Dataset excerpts
<<<<
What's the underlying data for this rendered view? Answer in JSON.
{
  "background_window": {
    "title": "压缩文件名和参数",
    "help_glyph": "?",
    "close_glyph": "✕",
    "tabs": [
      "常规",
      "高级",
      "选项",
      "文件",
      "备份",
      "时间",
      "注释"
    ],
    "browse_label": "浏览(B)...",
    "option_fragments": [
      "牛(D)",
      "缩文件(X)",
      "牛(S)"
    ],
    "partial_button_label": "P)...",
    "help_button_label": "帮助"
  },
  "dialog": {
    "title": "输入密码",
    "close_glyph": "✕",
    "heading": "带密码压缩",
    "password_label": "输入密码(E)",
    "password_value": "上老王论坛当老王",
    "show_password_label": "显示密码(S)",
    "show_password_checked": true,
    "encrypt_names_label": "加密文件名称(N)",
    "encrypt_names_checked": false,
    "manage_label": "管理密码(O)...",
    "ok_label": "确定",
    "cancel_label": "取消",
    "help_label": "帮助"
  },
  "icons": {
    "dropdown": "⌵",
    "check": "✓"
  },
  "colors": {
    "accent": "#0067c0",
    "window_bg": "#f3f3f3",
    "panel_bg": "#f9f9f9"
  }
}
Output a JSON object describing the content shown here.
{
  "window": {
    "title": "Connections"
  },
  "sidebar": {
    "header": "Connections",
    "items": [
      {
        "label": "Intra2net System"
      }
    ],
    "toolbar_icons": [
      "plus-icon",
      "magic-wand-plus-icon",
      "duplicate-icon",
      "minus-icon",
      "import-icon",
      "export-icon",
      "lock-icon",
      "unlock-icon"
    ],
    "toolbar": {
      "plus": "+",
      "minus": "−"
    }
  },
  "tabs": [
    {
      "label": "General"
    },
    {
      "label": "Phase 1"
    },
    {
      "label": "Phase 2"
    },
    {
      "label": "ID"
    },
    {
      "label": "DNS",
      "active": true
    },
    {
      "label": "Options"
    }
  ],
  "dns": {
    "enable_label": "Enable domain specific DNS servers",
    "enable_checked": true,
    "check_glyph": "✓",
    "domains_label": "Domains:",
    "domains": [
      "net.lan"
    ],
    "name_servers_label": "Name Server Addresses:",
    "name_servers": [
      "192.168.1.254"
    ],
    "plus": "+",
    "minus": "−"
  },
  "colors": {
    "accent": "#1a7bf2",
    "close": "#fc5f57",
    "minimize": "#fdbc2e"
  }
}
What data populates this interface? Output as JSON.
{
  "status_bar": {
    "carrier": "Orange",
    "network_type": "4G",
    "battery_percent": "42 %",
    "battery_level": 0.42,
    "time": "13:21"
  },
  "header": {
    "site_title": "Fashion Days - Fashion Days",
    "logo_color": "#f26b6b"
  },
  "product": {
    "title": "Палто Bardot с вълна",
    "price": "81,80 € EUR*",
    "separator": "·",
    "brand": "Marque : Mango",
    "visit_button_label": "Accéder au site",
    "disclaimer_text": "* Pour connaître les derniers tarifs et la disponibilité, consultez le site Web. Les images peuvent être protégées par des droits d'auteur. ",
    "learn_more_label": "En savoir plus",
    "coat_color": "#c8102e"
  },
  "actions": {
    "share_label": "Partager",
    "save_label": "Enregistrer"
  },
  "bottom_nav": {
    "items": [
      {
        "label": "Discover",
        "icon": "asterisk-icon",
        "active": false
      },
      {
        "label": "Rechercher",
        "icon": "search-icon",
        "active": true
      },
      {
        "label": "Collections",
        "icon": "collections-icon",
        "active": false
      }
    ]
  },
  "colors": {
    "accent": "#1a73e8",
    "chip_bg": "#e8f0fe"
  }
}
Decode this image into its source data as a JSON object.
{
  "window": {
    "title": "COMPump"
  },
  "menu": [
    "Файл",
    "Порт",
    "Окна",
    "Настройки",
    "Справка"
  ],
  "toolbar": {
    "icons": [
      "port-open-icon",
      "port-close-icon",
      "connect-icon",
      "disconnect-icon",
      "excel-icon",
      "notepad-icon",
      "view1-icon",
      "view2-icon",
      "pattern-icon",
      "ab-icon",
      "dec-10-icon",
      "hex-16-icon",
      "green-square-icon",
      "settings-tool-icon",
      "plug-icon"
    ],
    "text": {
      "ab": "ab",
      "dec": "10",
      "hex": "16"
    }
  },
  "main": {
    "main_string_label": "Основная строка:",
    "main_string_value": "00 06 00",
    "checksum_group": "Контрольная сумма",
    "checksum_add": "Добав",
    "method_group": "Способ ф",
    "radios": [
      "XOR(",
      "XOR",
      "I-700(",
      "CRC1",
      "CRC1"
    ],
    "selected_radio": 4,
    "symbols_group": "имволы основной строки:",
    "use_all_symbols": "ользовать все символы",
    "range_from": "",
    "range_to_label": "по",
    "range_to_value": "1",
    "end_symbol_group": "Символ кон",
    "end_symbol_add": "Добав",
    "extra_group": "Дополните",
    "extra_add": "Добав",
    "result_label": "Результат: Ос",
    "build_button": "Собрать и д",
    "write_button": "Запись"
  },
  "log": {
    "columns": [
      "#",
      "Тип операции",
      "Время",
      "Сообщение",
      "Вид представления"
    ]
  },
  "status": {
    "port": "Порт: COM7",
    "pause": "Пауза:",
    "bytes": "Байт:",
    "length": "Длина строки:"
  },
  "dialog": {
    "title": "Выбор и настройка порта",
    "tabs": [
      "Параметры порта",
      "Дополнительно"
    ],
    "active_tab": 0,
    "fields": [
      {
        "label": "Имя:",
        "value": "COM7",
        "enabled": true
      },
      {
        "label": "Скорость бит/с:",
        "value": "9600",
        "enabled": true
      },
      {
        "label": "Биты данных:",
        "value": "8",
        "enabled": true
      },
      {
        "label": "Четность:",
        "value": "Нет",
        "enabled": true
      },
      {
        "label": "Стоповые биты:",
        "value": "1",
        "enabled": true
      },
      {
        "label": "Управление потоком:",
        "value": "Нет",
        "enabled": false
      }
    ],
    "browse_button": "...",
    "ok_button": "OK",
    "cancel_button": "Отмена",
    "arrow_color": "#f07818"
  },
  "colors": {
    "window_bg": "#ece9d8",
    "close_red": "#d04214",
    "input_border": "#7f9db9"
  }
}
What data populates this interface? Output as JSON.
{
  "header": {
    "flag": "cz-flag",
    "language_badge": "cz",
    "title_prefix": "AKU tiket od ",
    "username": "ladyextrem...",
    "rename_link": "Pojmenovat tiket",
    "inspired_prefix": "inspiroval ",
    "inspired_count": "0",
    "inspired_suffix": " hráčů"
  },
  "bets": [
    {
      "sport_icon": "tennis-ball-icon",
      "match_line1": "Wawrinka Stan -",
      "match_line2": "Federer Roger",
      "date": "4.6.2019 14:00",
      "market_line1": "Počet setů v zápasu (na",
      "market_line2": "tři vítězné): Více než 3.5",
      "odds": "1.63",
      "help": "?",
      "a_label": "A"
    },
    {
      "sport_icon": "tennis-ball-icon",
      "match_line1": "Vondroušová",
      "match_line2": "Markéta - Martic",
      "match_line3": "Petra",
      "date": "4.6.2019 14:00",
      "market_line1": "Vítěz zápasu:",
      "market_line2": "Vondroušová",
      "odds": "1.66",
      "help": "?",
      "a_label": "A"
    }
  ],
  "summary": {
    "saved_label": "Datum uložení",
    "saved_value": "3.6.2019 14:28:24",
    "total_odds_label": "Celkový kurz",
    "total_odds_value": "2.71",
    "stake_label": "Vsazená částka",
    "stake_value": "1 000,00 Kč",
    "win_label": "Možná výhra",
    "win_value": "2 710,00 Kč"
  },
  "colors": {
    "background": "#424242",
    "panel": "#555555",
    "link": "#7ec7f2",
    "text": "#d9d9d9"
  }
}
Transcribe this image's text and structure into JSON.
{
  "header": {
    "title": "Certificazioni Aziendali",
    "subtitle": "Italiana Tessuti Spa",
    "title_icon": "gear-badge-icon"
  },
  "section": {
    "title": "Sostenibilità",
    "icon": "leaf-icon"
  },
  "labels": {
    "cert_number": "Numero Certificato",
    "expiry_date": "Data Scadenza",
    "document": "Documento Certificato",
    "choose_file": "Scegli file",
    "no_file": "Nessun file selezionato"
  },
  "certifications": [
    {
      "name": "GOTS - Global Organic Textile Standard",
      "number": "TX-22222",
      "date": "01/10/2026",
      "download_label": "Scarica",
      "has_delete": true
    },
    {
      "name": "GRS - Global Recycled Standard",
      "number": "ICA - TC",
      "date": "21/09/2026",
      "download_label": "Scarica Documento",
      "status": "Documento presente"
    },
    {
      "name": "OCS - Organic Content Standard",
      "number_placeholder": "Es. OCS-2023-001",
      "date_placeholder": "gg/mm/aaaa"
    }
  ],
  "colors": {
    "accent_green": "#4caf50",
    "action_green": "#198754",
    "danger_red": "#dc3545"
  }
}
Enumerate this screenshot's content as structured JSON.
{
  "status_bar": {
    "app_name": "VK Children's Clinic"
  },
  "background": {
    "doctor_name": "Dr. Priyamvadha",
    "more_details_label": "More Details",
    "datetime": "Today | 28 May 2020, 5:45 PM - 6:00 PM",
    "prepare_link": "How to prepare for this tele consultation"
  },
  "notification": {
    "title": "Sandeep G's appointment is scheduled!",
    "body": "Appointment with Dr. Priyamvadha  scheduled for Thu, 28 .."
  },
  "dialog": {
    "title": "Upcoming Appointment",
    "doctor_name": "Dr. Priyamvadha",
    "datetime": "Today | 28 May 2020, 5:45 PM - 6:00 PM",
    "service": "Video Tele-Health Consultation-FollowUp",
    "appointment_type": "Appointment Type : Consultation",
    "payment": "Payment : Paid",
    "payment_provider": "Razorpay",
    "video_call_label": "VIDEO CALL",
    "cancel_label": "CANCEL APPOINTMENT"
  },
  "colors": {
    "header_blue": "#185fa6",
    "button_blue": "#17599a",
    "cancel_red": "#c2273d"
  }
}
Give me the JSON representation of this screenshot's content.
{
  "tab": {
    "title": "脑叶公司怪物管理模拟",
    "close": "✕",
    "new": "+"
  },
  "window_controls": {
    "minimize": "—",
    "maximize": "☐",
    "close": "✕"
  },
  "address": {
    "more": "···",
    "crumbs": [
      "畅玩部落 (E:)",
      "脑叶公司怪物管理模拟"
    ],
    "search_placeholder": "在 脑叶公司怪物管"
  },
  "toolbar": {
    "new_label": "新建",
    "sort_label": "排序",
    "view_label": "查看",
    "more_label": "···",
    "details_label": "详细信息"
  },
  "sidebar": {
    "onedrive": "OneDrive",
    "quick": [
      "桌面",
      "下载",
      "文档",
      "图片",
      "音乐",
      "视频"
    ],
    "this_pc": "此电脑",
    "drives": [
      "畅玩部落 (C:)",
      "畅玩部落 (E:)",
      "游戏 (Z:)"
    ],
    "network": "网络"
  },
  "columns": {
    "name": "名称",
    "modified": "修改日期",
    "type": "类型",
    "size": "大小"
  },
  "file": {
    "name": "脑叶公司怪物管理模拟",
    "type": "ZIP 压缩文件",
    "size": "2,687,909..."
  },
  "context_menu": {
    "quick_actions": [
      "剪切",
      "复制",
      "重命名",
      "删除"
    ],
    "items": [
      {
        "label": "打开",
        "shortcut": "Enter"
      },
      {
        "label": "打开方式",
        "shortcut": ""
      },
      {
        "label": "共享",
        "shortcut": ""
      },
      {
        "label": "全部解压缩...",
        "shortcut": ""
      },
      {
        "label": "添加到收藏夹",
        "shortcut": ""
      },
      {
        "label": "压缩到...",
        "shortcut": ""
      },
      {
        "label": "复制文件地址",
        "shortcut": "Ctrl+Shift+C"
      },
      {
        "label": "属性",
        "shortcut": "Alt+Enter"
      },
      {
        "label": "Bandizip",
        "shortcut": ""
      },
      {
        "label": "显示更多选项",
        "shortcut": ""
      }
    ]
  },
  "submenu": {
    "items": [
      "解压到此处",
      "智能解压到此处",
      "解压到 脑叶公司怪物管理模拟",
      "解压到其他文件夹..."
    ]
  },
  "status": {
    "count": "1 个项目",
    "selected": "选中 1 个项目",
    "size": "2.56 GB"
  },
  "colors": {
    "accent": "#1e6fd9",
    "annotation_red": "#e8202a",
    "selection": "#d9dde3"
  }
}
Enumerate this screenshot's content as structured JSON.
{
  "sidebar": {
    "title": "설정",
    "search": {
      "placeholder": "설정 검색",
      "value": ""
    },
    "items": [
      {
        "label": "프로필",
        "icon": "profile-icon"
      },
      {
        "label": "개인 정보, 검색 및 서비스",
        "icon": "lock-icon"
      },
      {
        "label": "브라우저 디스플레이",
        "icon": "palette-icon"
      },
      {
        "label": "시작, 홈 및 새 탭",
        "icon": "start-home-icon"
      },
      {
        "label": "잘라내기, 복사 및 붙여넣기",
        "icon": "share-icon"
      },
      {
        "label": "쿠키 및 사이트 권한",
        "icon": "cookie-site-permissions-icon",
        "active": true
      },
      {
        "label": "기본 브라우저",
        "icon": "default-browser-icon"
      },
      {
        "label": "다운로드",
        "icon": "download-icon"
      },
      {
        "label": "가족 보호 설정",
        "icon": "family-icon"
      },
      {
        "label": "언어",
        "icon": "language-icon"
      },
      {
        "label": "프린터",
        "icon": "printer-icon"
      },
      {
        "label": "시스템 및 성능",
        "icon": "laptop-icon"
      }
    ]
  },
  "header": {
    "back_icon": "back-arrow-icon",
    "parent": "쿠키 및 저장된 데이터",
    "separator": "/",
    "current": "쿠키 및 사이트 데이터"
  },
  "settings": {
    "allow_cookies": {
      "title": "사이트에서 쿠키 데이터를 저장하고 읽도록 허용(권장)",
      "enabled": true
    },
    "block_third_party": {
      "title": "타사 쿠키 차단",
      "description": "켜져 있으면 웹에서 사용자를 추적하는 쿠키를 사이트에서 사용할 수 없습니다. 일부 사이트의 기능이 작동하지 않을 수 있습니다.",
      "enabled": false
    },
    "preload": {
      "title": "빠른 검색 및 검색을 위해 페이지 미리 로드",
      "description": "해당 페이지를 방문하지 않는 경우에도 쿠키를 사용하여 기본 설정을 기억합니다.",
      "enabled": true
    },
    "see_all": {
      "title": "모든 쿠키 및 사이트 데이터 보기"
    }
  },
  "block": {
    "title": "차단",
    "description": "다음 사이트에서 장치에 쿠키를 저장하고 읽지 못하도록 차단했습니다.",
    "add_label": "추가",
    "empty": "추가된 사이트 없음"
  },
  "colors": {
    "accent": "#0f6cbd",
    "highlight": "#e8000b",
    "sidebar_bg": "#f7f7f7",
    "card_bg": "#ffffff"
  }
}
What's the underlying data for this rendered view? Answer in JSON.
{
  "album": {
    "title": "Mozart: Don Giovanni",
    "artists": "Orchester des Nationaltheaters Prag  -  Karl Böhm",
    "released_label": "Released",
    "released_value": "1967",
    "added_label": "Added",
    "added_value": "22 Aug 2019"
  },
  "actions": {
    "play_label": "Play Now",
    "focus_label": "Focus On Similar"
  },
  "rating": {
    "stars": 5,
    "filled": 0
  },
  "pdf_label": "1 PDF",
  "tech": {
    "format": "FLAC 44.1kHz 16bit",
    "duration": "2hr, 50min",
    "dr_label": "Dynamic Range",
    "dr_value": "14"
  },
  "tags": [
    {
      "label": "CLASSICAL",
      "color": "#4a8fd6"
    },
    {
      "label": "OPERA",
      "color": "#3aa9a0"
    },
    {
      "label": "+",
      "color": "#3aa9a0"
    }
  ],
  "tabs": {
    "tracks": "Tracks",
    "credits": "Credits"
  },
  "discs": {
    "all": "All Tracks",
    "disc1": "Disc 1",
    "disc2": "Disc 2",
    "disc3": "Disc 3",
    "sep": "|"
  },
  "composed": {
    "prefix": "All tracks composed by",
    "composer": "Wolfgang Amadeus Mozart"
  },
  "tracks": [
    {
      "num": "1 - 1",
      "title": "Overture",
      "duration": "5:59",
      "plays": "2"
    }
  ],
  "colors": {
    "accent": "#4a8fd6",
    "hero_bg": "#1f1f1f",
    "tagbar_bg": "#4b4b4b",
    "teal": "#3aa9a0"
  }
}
>>>>
Find every line in the records that contains the word "scheduled"; copy those lines.

### Completed task
    "title": "Sandeep G's appointment is scheduled!",
    "body": "Appointment with Dr. Priyamvadha  scheduled for Thu, 28 .."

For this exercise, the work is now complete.